Go through the material below and copy all lines with "Dieu".

→ Records for this exercise
+-------+

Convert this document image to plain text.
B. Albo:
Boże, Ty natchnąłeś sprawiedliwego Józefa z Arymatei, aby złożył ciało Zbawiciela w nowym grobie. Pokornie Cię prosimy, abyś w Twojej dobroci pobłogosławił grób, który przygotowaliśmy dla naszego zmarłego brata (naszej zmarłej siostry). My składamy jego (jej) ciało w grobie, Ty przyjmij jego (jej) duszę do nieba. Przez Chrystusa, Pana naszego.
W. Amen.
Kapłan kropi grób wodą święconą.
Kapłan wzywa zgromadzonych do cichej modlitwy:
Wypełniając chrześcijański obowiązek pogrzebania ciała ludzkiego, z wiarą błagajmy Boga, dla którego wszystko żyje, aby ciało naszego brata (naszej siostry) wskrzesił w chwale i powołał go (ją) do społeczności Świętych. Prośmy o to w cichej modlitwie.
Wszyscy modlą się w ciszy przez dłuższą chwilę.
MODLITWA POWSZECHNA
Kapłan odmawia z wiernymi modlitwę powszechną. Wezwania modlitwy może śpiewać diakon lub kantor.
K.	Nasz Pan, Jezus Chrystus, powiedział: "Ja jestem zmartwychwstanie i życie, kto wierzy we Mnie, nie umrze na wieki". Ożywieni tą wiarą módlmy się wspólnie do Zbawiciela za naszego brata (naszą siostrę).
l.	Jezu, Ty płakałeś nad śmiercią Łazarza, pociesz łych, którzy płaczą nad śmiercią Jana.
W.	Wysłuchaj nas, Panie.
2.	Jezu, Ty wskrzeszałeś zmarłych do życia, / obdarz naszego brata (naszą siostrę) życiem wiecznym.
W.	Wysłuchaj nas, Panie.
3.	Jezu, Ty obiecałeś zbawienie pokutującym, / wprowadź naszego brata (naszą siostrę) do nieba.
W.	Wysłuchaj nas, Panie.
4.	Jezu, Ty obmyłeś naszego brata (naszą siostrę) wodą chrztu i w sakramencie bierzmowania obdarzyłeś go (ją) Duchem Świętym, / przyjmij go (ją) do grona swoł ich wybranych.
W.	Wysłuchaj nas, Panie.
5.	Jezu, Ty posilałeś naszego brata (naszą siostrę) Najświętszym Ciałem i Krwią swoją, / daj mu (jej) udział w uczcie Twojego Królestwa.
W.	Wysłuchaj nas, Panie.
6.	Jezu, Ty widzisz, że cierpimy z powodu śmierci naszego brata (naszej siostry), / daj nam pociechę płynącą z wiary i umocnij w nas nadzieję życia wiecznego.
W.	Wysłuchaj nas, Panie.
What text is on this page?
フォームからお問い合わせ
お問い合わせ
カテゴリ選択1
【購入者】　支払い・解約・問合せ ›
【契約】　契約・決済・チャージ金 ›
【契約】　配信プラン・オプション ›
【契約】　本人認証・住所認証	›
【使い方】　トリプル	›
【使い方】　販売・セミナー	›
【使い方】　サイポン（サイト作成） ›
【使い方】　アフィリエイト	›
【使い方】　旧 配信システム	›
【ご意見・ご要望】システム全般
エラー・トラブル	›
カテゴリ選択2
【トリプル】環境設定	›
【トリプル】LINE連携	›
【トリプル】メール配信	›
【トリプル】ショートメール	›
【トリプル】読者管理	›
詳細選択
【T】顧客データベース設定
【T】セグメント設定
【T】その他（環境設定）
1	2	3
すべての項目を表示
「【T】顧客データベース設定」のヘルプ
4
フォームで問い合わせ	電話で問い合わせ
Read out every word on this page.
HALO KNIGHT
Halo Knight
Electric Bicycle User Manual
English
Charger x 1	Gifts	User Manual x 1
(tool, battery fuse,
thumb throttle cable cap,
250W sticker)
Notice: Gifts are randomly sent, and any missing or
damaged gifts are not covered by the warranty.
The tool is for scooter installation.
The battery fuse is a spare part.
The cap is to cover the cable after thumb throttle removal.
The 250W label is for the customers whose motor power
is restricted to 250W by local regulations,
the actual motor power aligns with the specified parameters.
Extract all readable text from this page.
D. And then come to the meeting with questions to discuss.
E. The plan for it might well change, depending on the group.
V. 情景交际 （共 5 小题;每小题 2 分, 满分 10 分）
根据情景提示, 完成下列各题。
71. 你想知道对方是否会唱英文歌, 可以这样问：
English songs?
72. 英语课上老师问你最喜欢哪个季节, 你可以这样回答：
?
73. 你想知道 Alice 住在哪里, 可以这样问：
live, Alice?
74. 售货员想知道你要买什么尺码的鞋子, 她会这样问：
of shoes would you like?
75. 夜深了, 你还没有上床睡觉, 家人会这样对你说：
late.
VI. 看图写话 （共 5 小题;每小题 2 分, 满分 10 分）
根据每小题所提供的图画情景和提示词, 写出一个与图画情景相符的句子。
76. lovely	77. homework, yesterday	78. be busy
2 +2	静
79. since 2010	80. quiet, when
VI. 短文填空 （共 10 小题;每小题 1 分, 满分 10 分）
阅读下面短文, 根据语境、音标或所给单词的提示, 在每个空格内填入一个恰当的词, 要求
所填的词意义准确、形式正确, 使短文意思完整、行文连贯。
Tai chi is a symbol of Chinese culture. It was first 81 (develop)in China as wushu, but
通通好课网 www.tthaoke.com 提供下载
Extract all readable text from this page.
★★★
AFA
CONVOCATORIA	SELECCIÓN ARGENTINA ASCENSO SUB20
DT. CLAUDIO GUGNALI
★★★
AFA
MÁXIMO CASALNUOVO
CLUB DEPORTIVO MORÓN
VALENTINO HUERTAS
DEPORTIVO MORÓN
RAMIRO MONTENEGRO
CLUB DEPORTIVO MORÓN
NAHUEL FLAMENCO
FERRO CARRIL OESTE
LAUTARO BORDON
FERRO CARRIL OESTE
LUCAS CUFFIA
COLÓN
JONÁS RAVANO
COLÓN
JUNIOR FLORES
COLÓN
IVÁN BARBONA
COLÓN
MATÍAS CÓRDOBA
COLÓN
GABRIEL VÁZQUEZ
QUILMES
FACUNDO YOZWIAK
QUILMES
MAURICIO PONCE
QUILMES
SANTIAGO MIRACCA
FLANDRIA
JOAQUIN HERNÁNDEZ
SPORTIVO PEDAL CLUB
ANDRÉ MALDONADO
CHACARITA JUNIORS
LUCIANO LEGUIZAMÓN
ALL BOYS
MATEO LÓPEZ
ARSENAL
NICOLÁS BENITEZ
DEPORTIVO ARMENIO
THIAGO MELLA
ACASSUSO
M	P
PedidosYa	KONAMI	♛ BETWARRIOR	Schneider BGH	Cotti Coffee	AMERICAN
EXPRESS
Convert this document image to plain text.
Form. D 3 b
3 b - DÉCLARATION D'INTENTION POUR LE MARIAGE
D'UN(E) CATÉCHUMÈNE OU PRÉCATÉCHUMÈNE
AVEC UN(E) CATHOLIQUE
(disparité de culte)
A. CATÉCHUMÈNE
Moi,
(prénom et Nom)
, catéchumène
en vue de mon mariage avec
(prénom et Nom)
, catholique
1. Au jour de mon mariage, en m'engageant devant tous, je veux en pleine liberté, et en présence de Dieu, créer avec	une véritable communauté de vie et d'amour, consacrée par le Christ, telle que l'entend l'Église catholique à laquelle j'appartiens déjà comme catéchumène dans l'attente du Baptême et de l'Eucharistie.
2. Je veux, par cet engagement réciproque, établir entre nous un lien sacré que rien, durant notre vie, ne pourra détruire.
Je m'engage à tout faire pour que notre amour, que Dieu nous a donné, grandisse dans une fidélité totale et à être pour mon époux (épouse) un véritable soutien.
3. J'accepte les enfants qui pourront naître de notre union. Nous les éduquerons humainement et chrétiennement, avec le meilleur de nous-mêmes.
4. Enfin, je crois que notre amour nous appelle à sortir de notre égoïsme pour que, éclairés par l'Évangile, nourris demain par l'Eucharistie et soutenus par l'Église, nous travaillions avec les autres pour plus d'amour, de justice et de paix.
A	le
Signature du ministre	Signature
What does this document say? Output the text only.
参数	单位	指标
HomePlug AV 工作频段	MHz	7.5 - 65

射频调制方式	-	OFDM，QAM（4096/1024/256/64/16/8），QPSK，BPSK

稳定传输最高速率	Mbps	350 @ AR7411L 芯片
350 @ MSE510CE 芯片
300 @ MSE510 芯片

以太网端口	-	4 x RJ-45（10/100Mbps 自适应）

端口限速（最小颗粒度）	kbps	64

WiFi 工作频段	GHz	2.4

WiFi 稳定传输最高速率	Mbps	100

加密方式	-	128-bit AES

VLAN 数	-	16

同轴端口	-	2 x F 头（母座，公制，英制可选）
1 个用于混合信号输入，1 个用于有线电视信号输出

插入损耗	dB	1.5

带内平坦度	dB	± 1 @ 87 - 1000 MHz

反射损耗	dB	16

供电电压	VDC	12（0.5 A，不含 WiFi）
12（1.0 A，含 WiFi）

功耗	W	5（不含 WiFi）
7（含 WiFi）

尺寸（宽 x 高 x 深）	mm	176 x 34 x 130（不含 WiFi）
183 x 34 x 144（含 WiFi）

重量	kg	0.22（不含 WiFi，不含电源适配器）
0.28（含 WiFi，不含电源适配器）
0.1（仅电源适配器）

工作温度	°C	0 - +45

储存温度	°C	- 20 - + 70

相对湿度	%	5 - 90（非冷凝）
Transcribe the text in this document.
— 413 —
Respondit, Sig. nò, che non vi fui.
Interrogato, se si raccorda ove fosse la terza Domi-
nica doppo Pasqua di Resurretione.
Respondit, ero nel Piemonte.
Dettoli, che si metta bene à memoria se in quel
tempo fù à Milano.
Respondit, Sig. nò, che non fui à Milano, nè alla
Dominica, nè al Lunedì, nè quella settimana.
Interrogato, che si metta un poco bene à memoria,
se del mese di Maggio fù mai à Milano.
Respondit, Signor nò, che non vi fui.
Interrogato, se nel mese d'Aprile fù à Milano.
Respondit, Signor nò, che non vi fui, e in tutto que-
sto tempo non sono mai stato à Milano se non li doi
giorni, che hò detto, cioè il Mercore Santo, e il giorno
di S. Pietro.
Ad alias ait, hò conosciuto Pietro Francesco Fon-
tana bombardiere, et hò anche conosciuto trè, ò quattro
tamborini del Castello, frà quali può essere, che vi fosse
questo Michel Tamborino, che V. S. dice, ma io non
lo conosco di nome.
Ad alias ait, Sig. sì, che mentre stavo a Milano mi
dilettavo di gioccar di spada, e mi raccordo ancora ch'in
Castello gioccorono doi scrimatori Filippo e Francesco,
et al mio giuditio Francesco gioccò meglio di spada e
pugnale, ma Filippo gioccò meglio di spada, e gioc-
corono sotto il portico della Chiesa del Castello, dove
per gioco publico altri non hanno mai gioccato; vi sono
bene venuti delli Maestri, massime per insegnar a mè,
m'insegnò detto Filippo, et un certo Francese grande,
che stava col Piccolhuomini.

+-------+

→ Solution for this problem
1. Au jour de mon mariage, en m'engageant devant tous, je veux en pleine liberté, et en présence de Dieu, créer avec	une véritable communauté de vie et d'amour, consacrée par le Christ, telle que l'entend l'Église catholique à laquelle j'appartiens déjà comme catéchumène dans l'attente du Baptême et de l'Eucharistie.
Je m'engage à tout faire pour que notre amour, que Dieu nous a donné, grandisse dans une fidélité totale et à être pour mon époux (épouse) un véritable soutien.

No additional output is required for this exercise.